YOUR TASK » Using the listing below, copy every line that mentions "screenshot".

---------- DATASET ENTRIES

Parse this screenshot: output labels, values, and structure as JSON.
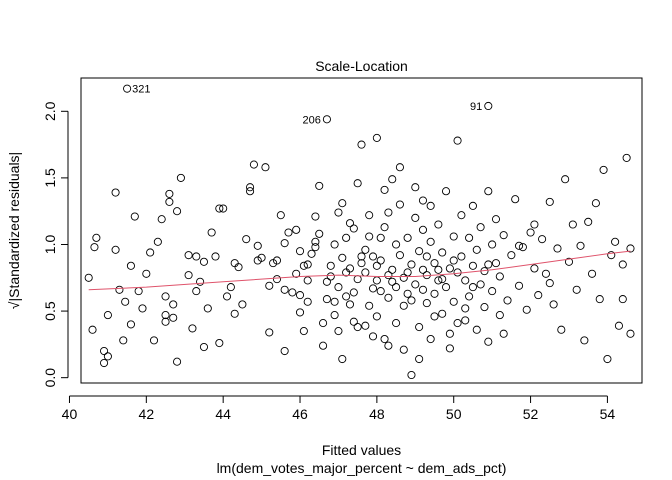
{
  "chart_data": {
    "type": "scatter",
    "title": "Scale-Location",
    "xlabel": "Fitted values",
    "subtitle": "lm(dem_votes_major_percent ~ dem_ads_pct)",
    "ylabel": "√|Standardized residuals|",
    "xlim": [
      40.3,
      54.9
    ],
    "ylim": [
      -0.04,
      2.25
    ],
    "xticks": [
      40,
      42,
      44,
      46,
      48,
      50,
      52,
      54
    ],
    "yticks": [
      0.0,
      0.5,
      1.0,
      1.5,
      2.0
    ],
    "ytick_labels": [
      "0.0",
      "0.5",
      "1.0",
      "1.5",
      "2.0"
    ],
    "grid": false,
    "point_color": "#000000",
    "smooth_color": "#df536b",
    "labeled_points": [
      {
        "label": "321",
        "x": 41.5,
        "y": 2.17
      },
      {
        "label": "206",
        "x": 46.7,
        "y": 1.94
      },
      {
        "label": "91",
        "x": 50.9,
        "y": 2.04
      }
    ],
    "smooth_line": [
      {
        "x": 40.5,
        "y": 0.66
      },
      {
        "x": 42,
        "y": 0.68
      },
      {
        "x": 44,
        "y": 0.72
      },
      {
        "x": 46,
        "y": 0.76
      },
      {
        "x": 47,
        "y": 0.77
      },
      {
        "x": 48,
        "y": 0.76
      },
      {
        "x": 49,
        "y": 0.76
      },
      {
        "x": 50,
        "y": 0.78
      },
      {
        "x": 51,
        "y": 0.81
      },
      {
        "x": 52,
        "y": 0.85
      },
      {
        "x": 53,
        "y": 0.89
      },
      {
        "x": 54,
        "y": 0.93
      },
      {
        "x": 54.6,
        "y": 0.95
      }
    ],
    "points": [
      [
        40.5,
        0.75
      ],
      [
        40.6,
        0.36
      ],
      [
        40.65,
        0.98
      ],
      [
        40.7,
        1.05
      ],
      [
        40.9,
        0.11
      ],
      [
        40.9,
        0.2
      ],
      [
        41.0,
        0.16
      ],
      [
        41.0,
        0.47
      ],
      [
        41.2,
        0.96
      ],
      [
        41.2,
        1.39
      ],
      [
        41.3,
        0.66
      ],
      [
        41.4,
        0.28
      ],
      [
        41.45,
        0.57
      ],
      [
        41.6,
        0.4
      ],
      [
        41.6,
        0.84
      ],
      [
        41.7,
        1.21
      ],
      [
        41.8,
        0.65
      ],
      [
        41.9,
        0.52
      ],
      [
        42.0,
        0.78
      ],
      [
        42.1,
        0.94
      ],
      [
        42.2,
        0.28
      ],
      [
        42.3,
        1.02
      ],
      [
        42.4,
        1.19
      ],
      [
        42.5,
        0.61
      ],
      [
        42.5,
        0.42
      ],
      [
        42.6,
        1.32
      ],
      [
        42.6,
        1.38
      ],
      [
        42.7,
        0.55
      ],
      [
        42.8,
        0.12
      ],
      [
        42.8,
        1.25
      ],
      [
        42.9,
        1.5
      ],
      [
        42.5,
        0.47
      ],
      [
        42.7,
        0.45
      ],
      [
        43.1,
        0.77
      ],
      [
        43.1,
        0.92
      ],
      [
        43.2,
        0.37
      ],
      [
        43.3,
        0.65
      ],
      [
        43.3,
        0.91
      ],
      [
        43.4,
        0.72
      ],
      [
        43.5,
        0.23
      ],
      [
        43.5,
        0.87
      ],
      [
        43.6,
        0.52
      ],
      [
        43.7,
        1.09
      ],
      [
        43.8,
        0.91
      ],
      [
        43.9,
        0.26
      ],
      [
        43.9,
        1.27
      ],
      [
        44.0,
        1.27
      ],
      [
        44.1,
        0.61
      ],
      [
        44.2,
        0.68
      ],
      [
        44.3,
        0.48
      ],
      [
        44.4,
        0.83
      ],
      [
        44.5,
        0.55
      ],
      [
        44.6,
        1.04
      ],
      [
        44.7,
        1.4
      ],
      [
        44.7,
        1.43
      ],
      [
        44.8,
        1.6
      ],
      [
        44.9,
        0.88
      ],
      [
        45.0,
        0.9
      ],
      [
        45.1,
        1.58
      ],
      [
        45.2,
        0.34
      ],
      [
        45.3,
        0.86
      ],
      [
        45.4,
        0.88
      ],
      [
        45.5,
        1.22
      ],
      [
        45.6,
        1.01
      ],
      [
        45.6,
        0.66
      ],
      [
        45.7,
        1.09
      ],
      [
        45.8,
        0.64
      ],
      [
        45.9,
        1.11
      ],
      [
        45.6,
        0.2
      ],
      [
        46.0,
        0.62
      ],
      [
        46.0,
        0.49
      ],
      [
        46.1,
        0.35
      ],
      [
        46.1,
        0.84
      ],
      [
        46.2,
        0.73
      ],
      [
        46.2,
        0.85
      ],
      [
        46.3,
        0.93
      ],
      [
        46.4,
        0.98
      ],
      [
        46.5,
        1.08
      ],
      [
        46.5,
        1.44
      ],
      [
        46.6,
        0.41
      ],
      [
        46.6,
        0.24
      ],
      [
        46.7,
        0.59
      ],
      [
        46.8,
        0.76
      ],
      [
        46.8,
        0.84
      ],
      [
        46.9,
        0.57
      ],
      [
        46.9,
        1.0
      ],
      [
        47.0,
        1.24
      ],
      [
        47.0,
        0.35
      ],
      [
        47.0,
        0.68
      ],
      [
        47.1,
        0.9
      ],
      [
        47.1,
        0.14
      ],
      [
        47.2,
        1.05
      ],
      [
        47.2,
        0.79
      ],
      [
        47.3,
        1.16
      ],
      [
        47.3,
        0.55
      ],
      [
        47.4,
        0.64
      ],
      [
        47.4,
        1.12
      ],
      [
        47.5,
        0.38
      ],
      [
        47.5,
        0.74
      ],
      [
        47.6,
        0.86
      ],
      [
        47.6,
        1.75
      ],
      [
        47.7,
        0.96
      ],
      [
        47.7,
        0.79
      ],
      [
        47.8,
        1.22
      ],
      [
        47.8,
        0.54
      ],
      [
        47.9,
        0.91
      ],
      [
        47.9,
        0.67
      ],
      [
        48.0,
        1.8
      ],
      [
        48.0,
        0.73
      ],
      [
        48.0,
        0.46
      ],
      [
        48.1,
        0.88
      ],
      [
        48.1,
        1.05
      ],
      [
        48.2,
        0.29
      ],
      [
        48.2,
        1.13
      ],
      [
        48.3,
        0.77
      ],
      [
        48.3,
        0.6
      ],
      [
        48.4,
        0.81
      ],
      [
        48.4,
        1.49
      ],
      [
        48.5,
        0.68
      ],
      [
        48.5,
        0.41
      ],
      [
        48.6,
        0.92
      ],
      [
        48.6,
        1.3
      ],
      [
        48.7,
        0.75
      ],
      [
        48.7,
        0.21
      ],
      [
        48.8,
        0.63
      ],
      [
        48.8,
        1.05
      ],
      [
        48.9,
        0.85
      ],
      [
        48.9,
        0.02
      ],
      [
        49.0,
        0.7
      ],
      [
        49.0,
        1.2
      ],
      [
        49.1,
        0.95
      ],
      [
        49.1,
        0.38
      ],
      [
        49.2,
        0.81
      ],
      [
        49.2,
        1.33
      ],
      [
        49.3,
        0.56
      ],
      [
        49.3,
        0.77
      ],
      [
        49.4,
        1.02
      ],
      [
        49.4,
        0.29
      ],
      [
        49.5,
        0.86
      ],
      [
        49.5,
        0.63
      ],
      [
        49.6,
        1.15
      ],
      [
        49.6,
        0.73
      ],
      [
        49.7,
        0.48
      ],
      [
        49.7,
        0.94
      ],
      [
        49.8,
        1.4
      ],
      [
        49.8,
        0.68
      ],
      [
        49.9,
        0.82
      ],
      [
        49.9,
        0.22
      ],
      [
        50.0,
        1.06
      ],
      [
        50.0,
        0.57
      ],
      [
        50.1,
        1.78
      ],
      [
        50.1,
        0.79
      ],
      [
        50.2,
        0.91
      ],
      [
        50.2,
        1.22
      ],
      [
        50.3,
        0.43
      ],
      [
        50.3,
        0.73
      ],
      [
        50.4,
        1.05
      ],
      [
        50.4,
        0.61
      ],
      [
        50.5,
        0.84
      ],
      [
        50.5,
        1.29
      ],
      [
        50.6,
        0.36
      ],
      [
        50.6,
        0.96
      ],
      [
        50.7,
        0.7
      ],
      [
        50.7,
        1.13
      ],
      [
        50.8,
        0.53
      ],
      [
        50.8,
        0.8
      ],
      [
        50.9,
        1.4
      ],
      [
        50.9,
        0.27
      ],
      [
        51.0,
        1.0
      ],
      [
        51.0,
        0.65
      ],
      [
        51.1,
        0.86
      ],
      [
        51.1,
        1.19
      ],
      [
        51.2,
        0.47
      ],
      [
        51.2,
        0.76
      ],
      [
        51.3,
        1.07
      ],
      [
        51.4,
        0.58
      ],
      [
        51.5,
        0.92
      ],
      [
        51.6,
        1.34
      ],
      [
        51.7,
        0.69
      ],
      [
        51.8,
        0.98
      ],
      [
        51.9,
        0.51
      ],
      [
        52.0,
        1.09
      ],
      [
        52.1,
        0.82
      ],
      [
        52.2,
        0.62
      ],
      [
        52.3,
        1.04
      ],
      [
        52.4,
        0.78
      ],
      [
        52.5,
        1.32
      ],
      [
        52.6,
        0.55
      ],
      [
        52.7,
        0.97
      ],
      [
        52.8,
        0.36
      ],
      [
        52.9,
        1.49
      ],
      [
        53.0,
        0.87
      ],
      [
        53.1,
        1.15
      ],
      [
        53.2,
        0.66
      ],
      [
        53.3,
        0.99
      ],
      [
        53.4,
        0.28
      ],
      [
        53.5,
        1.17
      ],
      [
        53.6,
        0.78
      ],
      [
        53.7,
        1.31
      ],
      [
        53.8,
        0.59
      ],
      [
        53.9,
        1.56
      ],
      [
        54.0,
        0.14
      ],
      [
        54.1,
        0.92
      ],
      [
        54.2,
        1.02
      ],
      [
        54.3,
        0.39
      ],
      [
        54.4,
        0.85
      ],
      [
        54.5,
        1.65
      ],
      [
        54.6,
        0.97
      ],
      [
        54.6,
        0.33
      ],
      [
        54.4,
        0.59
      ],
      [
        44.3,
        0.86
      ],
      [
        44.9,
        0.99
      ],
      [
        45.4,
        0.74
      ],
      [
        46.0,
        0.95
      ],
      [
        46.4,
        1.21
      ],
      [
        46.9,
        0.47
      ],
      [
        47.3,
        0.82
      ],
      [
        47.7,
        0.39
      ],
      [
        48.1,
        0.65
      ],
      [
        48.5,
        1.0
      ],
      [
        48.9,
        0.58
      ],
      [
        49.3,
        0.91
      ],
      [
        49.7,
        0.74
      ],
      [
        50.1,
        0.41
      ],
      [
        50.5,
        0.68
      ],
      [
        50.9,
        0.85
      ],
      [
        51.3,
        0.33
      ],
      [
        51.7,
        0.99
      ],
      [
        52.1,
        1.15
      ],
      [
        52.5,
        0.71
      ],
      [
        46.2,
        0.57
      ],
      [
        46.7,
        0.72
      ],
      [
        47.2,
        0.61
      ],
      [
        47.6,
        0.91
      ],
      [
        48.0,
        0.84
      ],
      [
        48.4,
        0.72
      ],
      [
        48.8,
        0.79
      ],
      [
        49.2,
        0.66
      ],
      [
        49.6,
        0.81
      ],
      [
        50.0,
        0.88
      ],
      [
        47.4,
        0.42
      ],
      [
        47.9,
        0.31
      ],
      [
        48.3,
        0.24
      ],
      [
        48.7,
        0.54
      ],
      [
        49.1,
        0.14
      ],
      [
        49.5,
        0.46
      ],
      [
        49.9,
        0.33
      ],
      [
        50.3,
        0.52
      ],
      [
        47.1,
        1.31
      ],
      [
        47.5,
        1.46
      ],
      [
        48.2,
        1.41
      ],
      [
        48.6,
        1.58
      ],
      [
        49.0,
        1.43
      ],
      [
        49.4,
        1.29
      ],
      [
        47.8,
        1.06
      ],
      [
        48.3,
        1.24
      ],
      [
        49.2,
        1.11
      ],
      [
        46.4,
        1.02
      ],
      [
        45.9,
        0.78
      ],
      [
        45.2,
        0.69
      ]
    ]
  }
}
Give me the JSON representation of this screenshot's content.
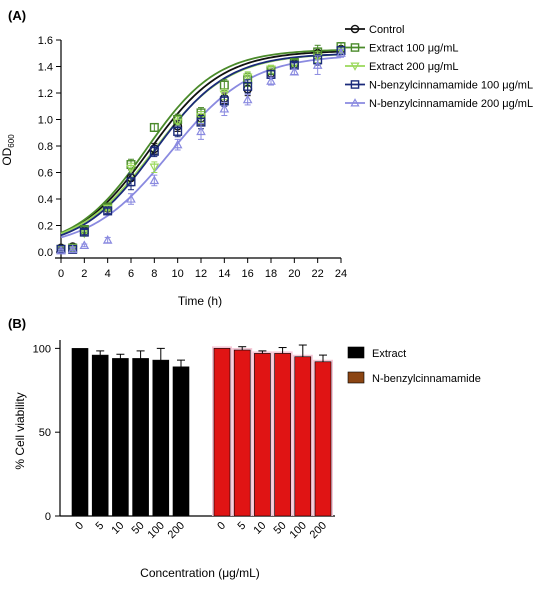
{
  "chart_data": [
    {
      "panel": "(A)",
      "type": "line",
      "xlabel": "Time (h)",
      "ylabel_main": "OD",
      "ylabel_sub": "600",
      "xlim": [
        0,
        24
      ],
      "ylim": [
        0,
        1.6
      ],
      "xticks": [
        "0",
        "2",
        "4",
        "6",
        "8",
        "10",
        "12",
        "14",
        "16",
        "18",
        "20",
        "22",
        "24"
      ],
      "yticks": [
        "0.0",
        "0.2",
        "0.4",
        "0.6",
        "0.8",
        "1.0",
        "1.2",
        "1.4",
        "1.6"
      ],
      "grid": false,
      "legend_position": "top-right",
      "x": [
        0,
        1,
        2,
        4,
        6,
        8,
        10,
        12,
        14,
        16,
        18,
        20,
        22,
        24
      ],
      "series": [
        {
          "name": "Control",
          "color": "#111111",
          "marker": "circle",
          "values": [
            0.03,
            0.04,
            0.16,
            0.33,
            0.56,
            0.78,
            0.95,
            1.01,
            1.16,
            1.23,
            1.35,
            1.42,
            1.5,
            1.53
          ],
          "errors": [
            0.01,
            0.01,
            0.02,
            0.02,
            0.06,
            0.04,
            0.04,
            0.05,
            0.04,
            0.05,
            0.03,
            0.02,
            0.04,
            0.02
          ],
          "fit": [
            1.52,
            7.6,
            0.32,
            0.02
          ]
        },
        {
          "name": "Extract 100 μg/mL",
          "color": "#4a8a2a",
          "marker": "square",
          "values": [
            0.02,
            0.03,
            0.17,
            0.34,
            0.66,
            0.94,
            1.0,
            1.05,
            1.26,
            1.3,
            1.37,
            1.43,
            1.51,
            1.55
          ],
          "errors": [
            0.01,
            0.01,
            0.02,
            0.02,
            0.04,
            0.03,
            0.04,
            0.04,
            0.04,
            0.05,
            0.03,
            0.02,
            0.05,
            0.03
          ],
          "fit": [
            1.53,
            7.3,
            0.33,
            0.02
          ]
        },
        {
          "name": "Extract 200 μg/mL",
          "color": "#9ad85a",
          "marker": "triangle-down",
          "values": [
            0.02,
            0.03,
            0.14,
            0.33,
            0.63,
            0.64,
            0.98,
            1.02,
            1.19,
            1.32,
            1.38,
            1.41,
            1.47,
            1.52
          ],
          "errors": [
            0.01,
            0.01,
            0.02,
            0.02,
            0.04,
            0.04,
            0.04,
            0.04,
            0.04,
            0.04,
            0.03,
            0.02,
            0.04,
            0.02
          ],
          "fit": [
            1.5,
            7.9,
            0.31,
            0.02
          ]
        },
        {
          "name": "N-benzylcinnamamide 100 μg/mL",
          "color": "#1a2a7a",
          "marker": "square",
          "values": [
            0.02,
            0.02,
            0.15,
            0.31,
            0.53,
            0.76,
            0.91,
            0.98,
            1.14,
            1.25,
            1.34,
            1.41,
            1.45,
            1.52
          ],
          "errors": [
            0.01,
            0.01,
            0.02,
            0.02,
            0.06,
            0.04,
            0.04,
            0.05,
            0.04,
            0.05,
            0.03,
            0.02,
            0.04,
            0.03
          ],
          "fit": [
            1.5,
            8.0,
            0.32,
            0.02
          ]
        },
        {
          "name": "N-benzylcinnamamide 200 μg/mL",
          "color": "#8a8ae0",
          "marker": "triangle-up",
          "values": [
            0.01,
            0.02,
            0.05,
            0.09,
            0.4,
            0.54,
            0.81,
            0.91,
            1.08,
            1.15,
            1.29,
            1.36,
            1.41,
            1.5
          ],
          "errors": [
            0.01,
            0.01,
            0.01,
            0.02,
            0.04,
            0.04,
            0.04,
            0.06,
            0.05,
            0.04,
            0.03,
            0.02,
            0.07,
            0.03
          ],
          "fit": [
            1.49,
            9.4,
            0.29,
            0.02
          ]
        }
      ]
    },
    {
      "panel": "(B)",
      "type": "bar",
      "xlabel": "Concentration (μg/mL)",
      "ylabel": "% Cell viability",
      "ylim": [
        0,
        105
      ],
      "yticks": [
        "0",
        "50",
        "100"
      ],
      "grid": false,
      "legend_position": "top-right",
      "groups": [
        {
          "name": "Extract",
          "color": "#000000",
          "legend_color": "#000000",
          "categories": [
            "0",
            "5",
            "10",
            "50",
            "100",
            "200"
          ],
          "values": [
            100,
            96,
            94,
            94,
            93,
            89
          ],
          "errors": [
            0,
            2.5,
            2.5,
            4.5,
            7,
            4
          ]
        },
        {
          "name": "N-benzylcinnamamide",
          "color": "#e01414",
          "legend_color": "#8b4513",
          "categories": [
            "0",
            "5",
            "10",
            "50",
            "100",
            "200"
          ],
          "values": [
            100,
            99,
            97,
            97,
            95,
            92
          ],
          "errors": [
            0,
            2,
            1.5,
            3.5,
            7,
            4
          ]
        }
      ]
    }
  ]
}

--------------------

TASK RESULT »
Parse this screenshot: output labels, values, and structure as JSON.
Give me the JSON representation of this screenshot's content.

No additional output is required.